§ **Data excerpts**:
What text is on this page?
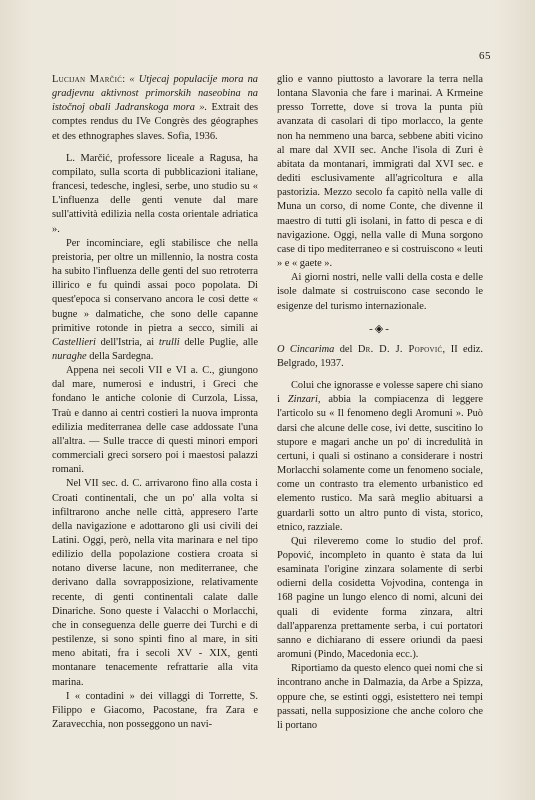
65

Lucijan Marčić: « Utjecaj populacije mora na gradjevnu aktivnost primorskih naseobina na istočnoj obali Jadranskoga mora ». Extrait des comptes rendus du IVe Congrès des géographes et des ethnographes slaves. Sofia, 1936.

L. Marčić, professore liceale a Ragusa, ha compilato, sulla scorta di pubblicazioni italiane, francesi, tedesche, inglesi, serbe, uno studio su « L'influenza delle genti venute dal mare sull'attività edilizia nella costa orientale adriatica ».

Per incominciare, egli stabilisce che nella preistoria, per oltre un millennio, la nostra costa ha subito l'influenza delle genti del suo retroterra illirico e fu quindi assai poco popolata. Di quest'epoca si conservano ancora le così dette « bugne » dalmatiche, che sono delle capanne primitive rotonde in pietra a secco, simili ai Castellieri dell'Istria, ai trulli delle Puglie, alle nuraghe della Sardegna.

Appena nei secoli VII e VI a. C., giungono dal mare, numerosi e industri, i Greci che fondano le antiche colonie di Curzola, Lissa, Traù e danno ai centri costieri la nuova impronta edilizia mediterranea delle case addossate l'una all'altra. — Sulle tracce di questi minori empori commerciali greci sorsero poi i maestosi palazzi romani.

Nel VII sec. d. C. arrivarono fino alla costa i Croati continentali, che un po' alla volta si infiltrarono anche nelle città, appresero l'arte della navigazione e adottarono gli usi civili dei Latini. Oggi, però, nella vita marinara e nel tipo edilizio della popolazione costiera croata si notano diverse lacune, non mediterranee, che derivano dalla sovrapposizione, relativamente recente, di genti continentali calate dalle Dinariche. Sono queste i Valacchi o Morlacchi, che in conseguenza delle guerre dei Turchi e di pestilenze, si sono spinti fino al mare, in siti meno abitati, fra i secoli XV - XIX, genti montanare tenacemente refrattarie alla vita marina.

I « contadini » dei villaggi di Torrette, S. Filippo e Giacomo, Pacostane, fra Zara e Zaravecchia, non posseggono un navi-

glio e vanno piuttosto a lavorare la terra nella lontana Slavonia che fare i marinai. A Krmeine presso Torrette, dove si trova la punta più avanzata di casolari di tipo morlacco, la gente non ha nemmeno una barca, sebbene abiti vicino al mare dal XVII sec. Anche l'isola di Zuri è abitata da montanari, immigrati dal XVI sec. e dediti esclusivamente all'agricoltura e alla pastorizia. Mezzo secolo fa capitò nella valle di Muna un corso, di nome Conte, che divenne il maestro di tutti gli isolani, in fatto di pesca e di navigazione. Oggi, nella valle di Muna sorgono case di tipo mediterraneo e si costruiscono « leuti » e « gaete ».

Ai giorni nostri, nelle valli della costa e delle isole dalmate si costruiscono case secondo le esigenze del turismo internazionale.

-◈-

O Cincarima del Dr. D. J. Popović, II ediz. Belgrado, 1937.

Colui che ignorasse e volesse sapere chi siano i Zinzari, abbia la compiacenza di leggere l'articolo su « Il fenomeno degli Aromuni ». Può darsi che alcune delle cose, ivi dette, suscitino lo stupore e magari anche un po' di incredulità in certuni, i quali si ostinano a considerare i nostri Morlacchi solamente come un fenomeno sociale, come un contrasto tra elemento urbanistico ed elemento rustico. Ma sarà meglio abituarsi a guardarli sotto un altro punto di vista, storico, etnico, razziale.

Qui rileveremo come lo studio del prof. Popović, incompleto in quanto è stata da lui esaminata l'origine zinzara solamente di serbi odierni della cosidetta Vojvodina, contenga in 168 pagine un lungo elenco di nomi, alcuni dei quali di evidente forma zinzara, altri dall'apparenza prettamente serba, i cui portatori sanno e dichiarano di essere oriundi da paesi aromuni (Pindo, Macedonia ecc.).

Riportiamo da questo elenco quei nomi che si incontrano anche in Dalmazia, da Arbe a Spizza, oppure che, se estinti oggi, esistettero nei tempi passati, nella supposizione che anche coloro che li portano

§ **Task requirements**: From the entries above, extract each line containing "studio".

§ **Answer to the exercise**:
L. Marčić, professore liceale a Ragusa, ha compilato, sulla scorta di pubblicazioni italiane, francesi, tedesche, inglesi, serbe, uno studio su « L'influenza delle genti venute dal mare sull'attività edilizia nella costa orientale adriatica ».
Qui rileveremo come lo studio del prof. Popović, incompleto in quanto è stata da lui esaminata l'origine zinzara solamente di serbi odierni della cosidetta Vojvodina, contenga in 168 pagine un lungo elenco di nomi, alcuni dei quali di evidente forma zinzara, altri dall'apparenza prettamente serba, i cui portatori sanno e dichiarano di essere oriundi da paesi aromuni (Pindo, Macedonia ecc.).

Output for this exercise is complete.